* **Work instructions**
Return the full listing exactly as it is written.

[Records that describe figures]
===============
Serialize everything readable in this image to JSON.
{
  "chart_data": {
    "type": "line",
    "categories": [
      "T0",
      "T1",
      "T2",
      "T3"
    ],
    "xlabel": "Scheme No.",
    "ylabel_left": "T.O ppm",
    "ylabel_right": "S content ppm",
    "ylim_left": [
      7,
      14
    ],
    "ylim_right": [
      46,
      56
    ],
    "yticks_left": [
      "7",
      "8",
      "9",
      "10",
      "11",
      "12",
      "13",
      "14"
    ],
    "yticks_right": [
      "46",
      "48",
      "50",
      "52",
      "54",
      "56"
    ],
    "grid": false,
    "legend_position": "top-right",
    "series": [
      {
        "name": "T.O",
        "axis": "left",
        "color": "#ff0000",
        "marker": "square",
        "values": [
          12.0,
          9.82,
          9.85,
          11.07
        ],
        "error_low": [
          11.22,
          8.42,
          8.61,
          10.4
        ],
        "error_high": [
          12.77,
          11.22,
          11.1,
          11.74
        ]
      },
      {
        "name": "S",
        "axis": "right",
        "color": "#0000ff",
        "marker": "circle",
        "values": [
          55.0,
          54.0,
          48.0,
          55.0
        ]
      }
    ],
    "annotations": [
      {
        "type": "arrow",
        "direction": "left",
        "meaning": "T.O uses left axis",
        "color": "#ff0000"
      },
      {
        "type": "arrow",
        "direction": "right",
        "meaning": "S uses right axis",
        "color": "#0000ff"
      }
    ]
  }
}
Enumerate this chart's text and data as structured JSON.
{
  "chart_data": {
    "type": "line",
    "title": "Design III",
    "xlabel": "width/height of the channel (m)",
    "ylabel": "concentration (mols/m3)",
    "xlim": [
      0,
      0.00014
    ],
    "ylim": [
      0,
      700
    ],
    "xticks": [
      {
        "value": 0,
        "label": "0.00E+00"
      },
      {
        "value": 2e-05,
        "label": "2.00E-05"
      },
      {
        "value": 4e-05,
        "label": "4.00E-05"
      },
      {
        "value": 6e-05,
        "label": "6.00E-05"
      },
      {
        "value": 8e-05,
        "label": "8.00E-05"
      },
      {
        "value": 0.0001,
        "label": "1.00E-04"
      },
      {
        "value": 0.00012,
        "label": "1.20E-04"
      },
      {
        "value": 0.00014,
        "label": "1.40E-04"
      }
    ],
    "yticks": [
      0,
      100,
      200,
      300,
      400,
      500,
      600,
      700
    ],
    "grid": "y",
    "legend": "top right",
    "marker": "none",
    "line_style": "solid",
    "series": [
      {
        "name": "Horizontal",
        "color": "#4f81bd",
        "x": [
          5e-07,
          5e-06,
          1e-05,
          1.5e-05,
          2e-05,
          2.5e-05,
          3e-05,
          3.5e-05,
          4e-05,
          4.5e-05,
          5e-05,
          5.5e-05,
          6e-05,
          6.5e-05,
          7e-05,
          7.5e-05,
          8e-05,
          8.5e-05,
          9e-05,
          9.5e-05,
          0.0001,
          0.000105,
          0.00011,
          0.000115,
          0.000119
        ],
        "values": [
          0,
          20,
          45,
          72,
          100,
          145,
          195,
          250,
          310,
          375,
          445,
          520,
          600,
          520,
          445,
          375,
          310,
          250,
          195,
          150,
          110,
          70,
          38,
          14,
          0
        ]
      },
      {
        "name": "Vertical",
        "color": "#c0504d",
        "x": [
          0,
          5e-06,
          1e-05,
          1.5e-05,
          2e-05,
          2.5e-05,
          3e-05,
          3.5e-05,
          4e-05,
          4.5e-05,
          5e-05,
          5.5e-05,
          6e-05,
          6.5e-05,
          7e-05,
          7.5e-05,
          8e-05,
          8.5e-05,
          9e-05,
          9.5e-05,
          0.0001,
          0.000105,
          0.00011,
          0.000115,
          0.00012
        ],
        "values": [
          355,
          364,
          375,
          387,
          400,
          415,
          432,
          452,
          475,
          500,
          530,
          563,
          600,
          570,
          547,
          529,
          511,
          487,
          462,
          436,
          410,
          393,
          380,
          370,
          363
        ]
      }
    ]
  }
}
===============
* **Solution to this exercise**
Serialize everything readable in this image to JSON.
{
  "chart_data": {
    "type": "line",
    "categories": [
      "T0",
      "T1",
      "T2",
      "T3"
    ],
    "xlabel": "Scheme No.",
    "ylabel_left": "T.O ppm",
    "ylabel_right": "S content ppm",
    "ylim_left": [
      7,
      14
    ],
    "ylim_right": [
      46,
      56
    ],
    "yticks_left": [
      "7",
      "8",
      "9",
      "10",
      "11",
      "12",
      "13",
      "14"
    ],
    "yticks_right": [
      "46",
      "48",
      "50",
      "52",
      "54",
      "56"
    ],
    "grid": false,
    "legend_position": "top-right",
    "series": [
      {
        "name": "T.O",
        "axis": "left",
        "color": "#ff0000",
        "marker": "square",
        "values": [
          12.0,
          9.82,
          9.85,
          11.07
        ],
        "error_low": [
          11.22,
          8.42,
          8.61,
          10.4
        ],
        "error_high": [
          12.77,
          11.22,
          11.1,
          11.74
        ]
      },
      {
        "name": "S",
        "axis": "right",
        "color": "#0000ff",
        "marker": "circle",
        "values": [
          55.0,
          54.0,
          48.0,
          55.0
        ]
      }
    ],
    "annotations": [
      {
        "type": "arrow",
        "direction": "left",
        "meaning": "T.O uses left axis",
        "color": "#ff0000"
      },
      {
        "type": "arrow",
        "direction": "right",
        "meaning": "S uses right axis",
        "color": "#0000ff"
      }
    ]
  }
}
Enumerate this chart's text and data as structured JSON.
{
  "chart_data": {
    "type": "line",
    "title": "Design III",
    "xlabel": "width/height of the channel (m)",
    "ylabel": "concentration (mols/m3)",
    "xlim": [
      0,
      0.00014
    ],
    "ylim": [
      0,
      700
    ],
    "xticks": [
      {
        "value": 0,
        "label": "0.00E+00"
      },
      {
        "value": 2e-05,
        "label": "2.00E-05"
      },
      {
        "value": 4e-05,
        "label": "4.00E-05"
      },
      {
        "value": 6e-05,
        "label": "6.00E-05"
      },
      {
        "value": 8e-05,
        "label": "8.00E-05"
      },
      {
        "value": 0.0001,
        "label": "1.00E-04"
      },
      {
        "value": 0.00012,
        "label": "1.20E-04"
      },
      {
        "value": 0.00014,
        "label": "1.40E-04"
      }
    ],
    "yticks": [
      0,
      100,
      200,
      300,
      400,
      500,
      600,
      700
    ],
    "grid": "y",
    "legend": "top right",
    "marker": "none",
    "line_style": "solid",
    "series": [
      {
        "name": "Horizontal",
        "color": "#4f81bd",
        "x": [
          5e-07,
          5e-06,
          1e-05,
          1.5e-05,
          2e-05,
          2.5e-05,
          3e-05,
          3.5e-05,
          4e-05,
          4.5e-05,
          5e-05,
          5.5e-05,
          6e-05,
          6.5e-05,
          7e-05,
          7.5e-05,
          8e-05,
          8.5e-05,
          9e-05,
          9.5e-05,
          0.0001,
          0.000105,
          0.00011,
          0.000115,
          0.000119
        ],
        "values": [
          0,
          20,
          45,
          72,
          100,
          145,
          195,
          250,
          310,
          375,
          445,
          520,
          600,
          520,
          445,
          375,
          310,
          250,
          195,
          150,
          110,
          70,
          38,
          14,
          0
        ]
      },
      {
        "name": "Vertical",
        "color": "#c0504d",
        "x": [
          0,
          5e-06,
          1e-05,
          1.5e-05,
          2e-05,
          2.5e-05,
          3e-05,
          3.5e-05,
          4e-05,
          4.5e-05,
          5e-05,
          5.5e-05,
          6e-05,
          6.5e-05,
          7e-05,
          7.5e-05,
          8e-05,
          8.5e-05,
          9e-05,
          9.5e-05,
          0.0001,
          0.000105,
          0.00011,
          0.000115,
          0.00012
        ],
        "values": [
          355,
          364,
          375,
          387,
          400,
          415,
          432,
          452,
          475,
          500,
          530,
          563,
          600,
          570,
          547,
          529,
          511,
          487,
          462,
          436,
          410,
          393,
          380,
          370,
          363
        ]
      }
    ]
  }
}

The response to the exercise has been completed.